Begin Dataset content

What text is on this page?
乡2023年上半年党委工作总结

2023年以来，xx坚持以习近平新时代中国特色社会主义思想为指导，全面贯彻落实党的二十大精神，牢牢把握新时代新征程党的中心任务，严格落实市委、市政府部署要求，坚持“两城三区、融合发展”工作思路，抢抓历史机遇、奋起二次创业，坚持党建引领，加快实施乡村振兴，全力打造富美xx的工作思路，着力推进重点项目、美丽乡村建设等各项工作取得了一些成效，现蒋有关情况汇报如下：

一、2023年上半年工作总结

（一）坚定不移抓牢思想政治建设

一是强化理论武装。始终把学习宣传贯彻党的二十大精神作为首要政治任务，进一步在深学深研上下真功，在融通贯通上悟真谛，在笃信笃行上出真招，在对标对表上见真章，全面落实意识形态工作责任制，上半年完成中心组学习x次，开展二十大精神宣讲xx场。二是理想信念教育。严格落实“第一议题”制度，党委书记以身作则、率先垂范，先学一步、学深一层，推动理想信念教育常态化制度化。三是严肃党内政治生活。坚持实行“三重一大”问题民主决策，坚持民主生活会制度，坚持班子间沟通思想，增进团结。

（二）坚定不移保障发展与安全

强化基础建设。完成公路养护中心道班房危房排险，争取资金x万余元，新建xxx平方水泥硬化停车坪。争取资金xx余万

End Dataset content

▶ [Brief] Transcribe each record exactly. Leave nothing out.

▶ [Final answer]
What text is on this page?
乡2023年上半年党委工作总结

2023年以来，xx坚持以习近平新时代中国特色社会主义思想为指导，全面贯彻落实党的二十大精神，牢牢把握新时代新征程党的中心任务，严格落实市委、市政府部署要求，坚持“两城三区、融合发展”工作思路，抢抓历史机遇、奋起二次创业，坚持党建引领，加快实施乡村振兴，全力打造富美xx的工作思路，着力推进重点项目、美丽乡村建设等各项工作取得了一些成效，现蒋有关情况汇报如下：

一、2023年上半年工作总结

（一）坚定不移抓牢思想政治建设

一是强化理论武装。始终把学习宣传贯彻党的二十大精神作为首要政治任务，进一步在深学深研上下真功，在融通贯通上悟真谛，在笃信笃行上出真招，在对标对表上见真章，全面落实意识形态工作责任制，上半年完成中心组学习x次，开展二十大精神宣讲xx场。二是理想信念教育。严格落实“第一议题”制度，党委书记以身作则、率先垂范，先学一步、学深一层，推动理想信念教育常态化制度化。三是严肃党内政治生活。坚持实行“三重一大”问题民主决策，坚持民主生活会制度，坚持班子间沟通思想，增进团结。

（二）坚定不移保障发展与安全

强化基础建设。完成公路养护中心道班房危房排险，争取资金x万余元，新建xxx平方水泥硬化停车坪。争取资金xx余万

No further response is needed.